* start The input *

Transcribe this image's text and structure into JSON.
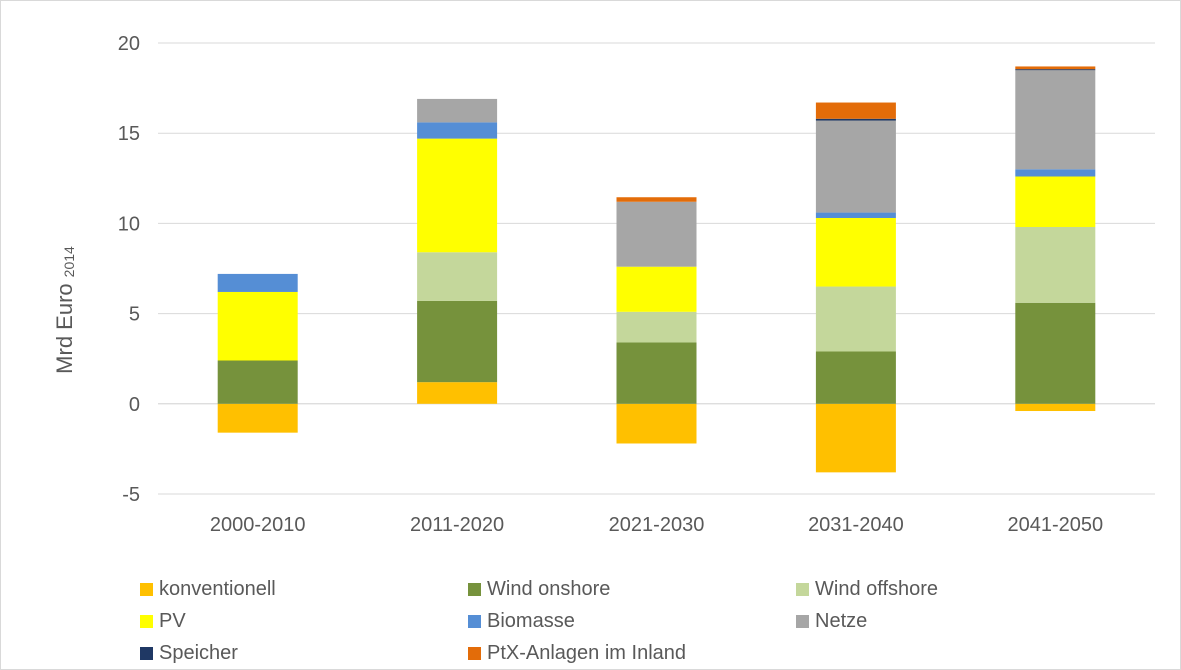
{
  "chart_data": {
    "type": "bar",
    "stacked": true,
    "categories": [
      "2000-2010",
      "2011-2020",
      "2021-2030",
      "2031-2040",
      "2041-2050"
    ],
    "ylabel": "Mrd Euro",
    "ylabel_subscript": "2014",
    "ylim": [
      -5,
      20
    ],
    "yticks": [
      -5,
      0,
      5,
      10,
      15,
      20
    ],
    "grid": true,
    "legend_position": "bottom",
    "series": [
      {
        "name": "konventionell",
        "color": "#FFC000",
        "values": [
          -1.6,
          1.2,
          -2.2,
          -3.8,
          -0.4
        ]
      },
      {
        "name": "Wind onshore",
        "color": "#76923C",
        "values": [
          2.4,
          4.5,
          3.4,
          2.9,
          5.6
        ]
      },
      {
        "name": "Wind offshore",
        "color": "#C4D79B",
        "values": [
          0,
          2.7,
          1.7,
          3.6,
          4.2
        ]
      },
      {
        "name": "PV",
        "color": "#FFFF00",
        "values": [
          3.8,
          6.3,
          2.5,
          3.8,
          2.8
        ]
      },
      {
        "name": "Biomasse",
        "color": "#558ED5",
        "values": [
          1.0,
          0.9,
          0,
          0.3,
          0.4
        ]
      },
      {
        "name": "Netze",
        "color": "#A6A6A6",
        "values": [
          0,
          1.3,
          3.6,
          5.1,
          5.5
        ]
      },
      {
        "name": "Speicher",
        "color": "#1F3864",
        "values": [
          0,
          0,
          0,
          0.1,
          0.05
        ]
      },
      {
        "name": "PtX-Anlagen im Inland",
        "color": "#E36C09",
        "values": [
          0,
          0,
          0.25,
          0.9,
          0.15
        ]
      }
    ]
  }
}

* end The input *
* start The input *

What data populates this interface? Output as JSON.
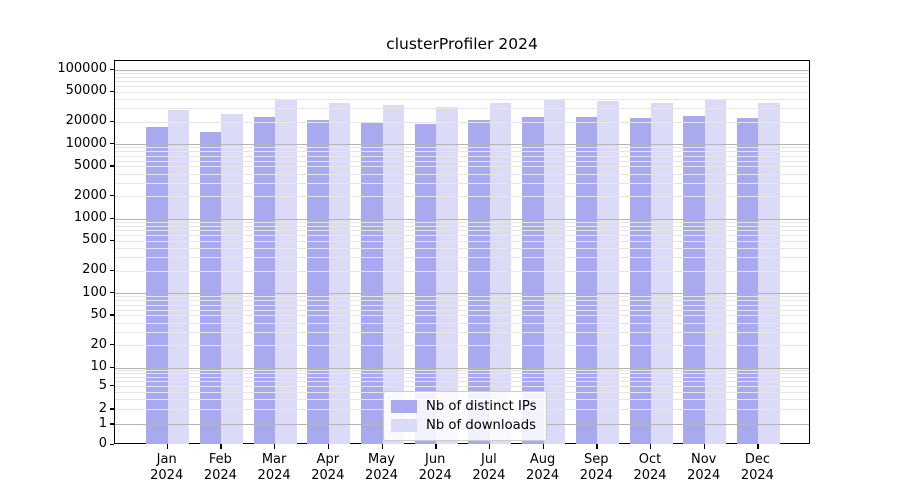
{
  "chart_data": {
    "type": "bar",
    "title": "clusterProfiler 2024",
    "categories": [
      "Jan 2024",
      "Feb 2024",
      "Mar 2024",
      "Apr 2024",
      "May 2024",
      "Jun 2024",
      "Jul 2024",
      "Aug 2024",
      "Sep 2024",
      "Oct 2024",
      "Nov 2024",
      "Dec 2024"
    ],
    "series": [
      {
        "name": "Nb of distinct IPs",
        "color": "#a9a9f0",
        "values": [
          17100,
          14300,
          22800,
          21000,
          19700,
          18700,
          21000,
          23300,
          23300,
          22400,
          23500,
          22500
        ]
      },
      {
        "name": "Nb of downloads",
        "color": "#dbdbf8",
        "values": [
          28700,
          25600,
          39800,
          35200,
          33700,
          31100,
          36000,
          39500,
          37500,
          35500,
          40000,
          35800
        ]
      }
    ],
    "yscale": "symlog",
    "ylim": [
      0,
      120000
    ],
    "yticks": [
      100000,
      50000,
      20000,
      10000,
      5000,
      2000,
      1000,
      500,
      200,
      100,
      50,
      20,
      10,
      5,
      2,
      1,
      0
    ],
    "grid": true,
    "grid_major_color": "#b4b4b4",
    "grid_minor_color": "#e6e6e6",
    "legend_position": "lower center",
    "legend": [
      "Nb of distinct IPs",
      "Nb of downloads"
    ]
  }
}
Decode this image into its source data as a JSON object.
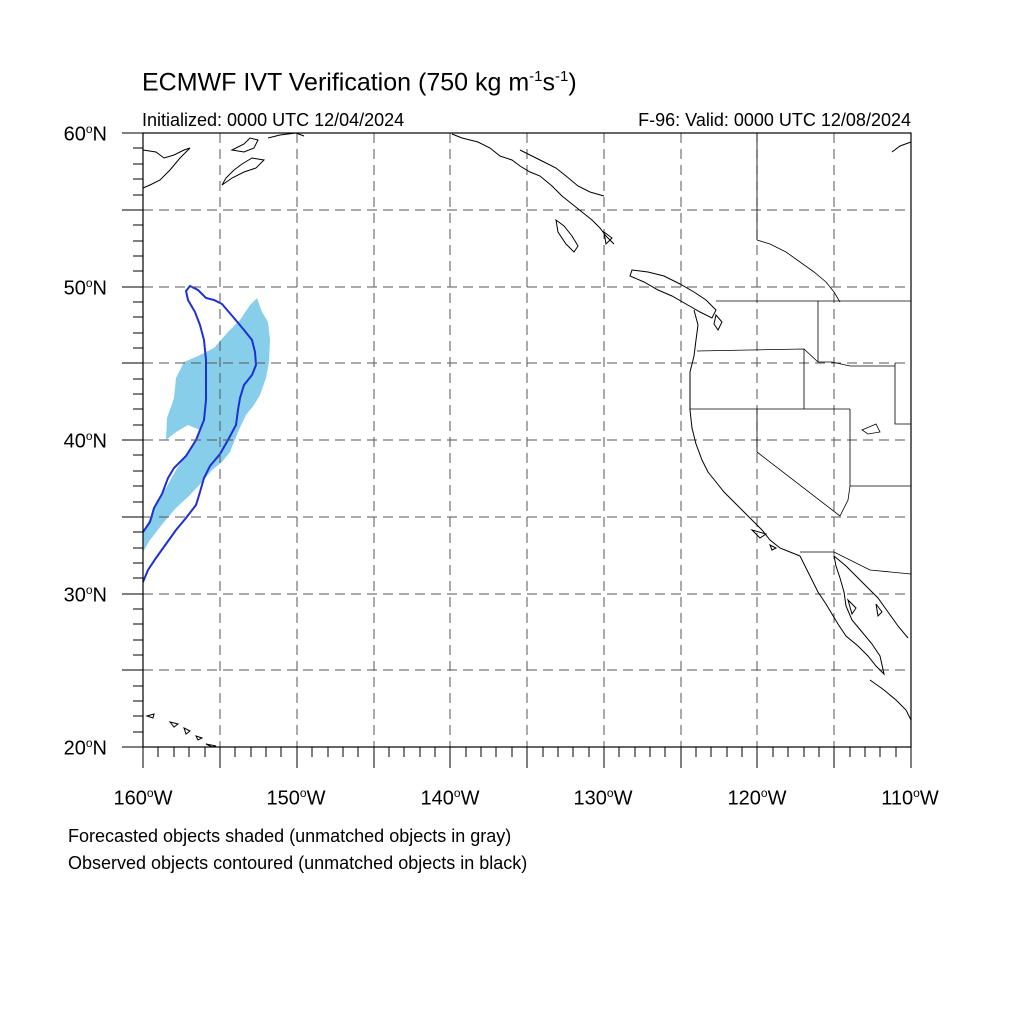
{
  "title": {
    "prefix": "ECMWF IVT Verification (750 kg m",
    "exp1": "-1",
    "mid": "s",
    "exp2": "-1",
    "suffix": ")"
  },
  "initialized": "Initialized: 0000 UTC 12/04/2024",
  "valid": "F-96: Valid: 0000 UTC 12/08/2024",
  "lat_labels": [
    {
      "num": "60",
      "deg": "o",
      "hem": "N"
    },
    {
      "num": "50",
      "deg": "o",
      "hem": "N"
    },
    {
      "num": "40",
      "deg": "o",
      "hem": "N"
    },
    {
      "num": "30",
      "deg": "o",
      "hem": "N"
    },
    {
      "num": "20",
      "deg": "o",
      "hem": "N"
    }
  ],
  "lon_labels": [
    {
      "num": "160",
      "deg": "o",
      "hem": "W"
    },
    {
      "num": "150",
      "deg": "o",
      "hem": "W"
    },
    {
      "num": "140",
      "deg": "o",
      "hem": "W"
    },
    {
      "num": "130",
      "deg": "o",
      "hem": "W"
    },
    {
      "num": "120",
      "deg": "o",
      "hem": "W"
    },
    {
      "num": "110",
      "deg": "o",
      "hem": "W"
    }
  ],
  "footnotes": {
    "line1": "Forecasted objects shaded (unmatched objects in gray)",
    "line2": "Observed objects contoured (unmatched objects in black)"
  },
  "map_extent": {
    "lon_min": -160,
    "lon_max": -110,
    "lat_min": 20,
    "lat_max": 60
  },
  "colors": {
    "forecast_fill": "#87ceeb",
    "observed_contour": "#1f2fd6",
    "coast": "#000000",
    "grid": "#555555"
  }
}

* end The input *

## What is asked:
Of all the lines above, how many contain the word "unmatched"? Answer with only the number.

## Full answer:
2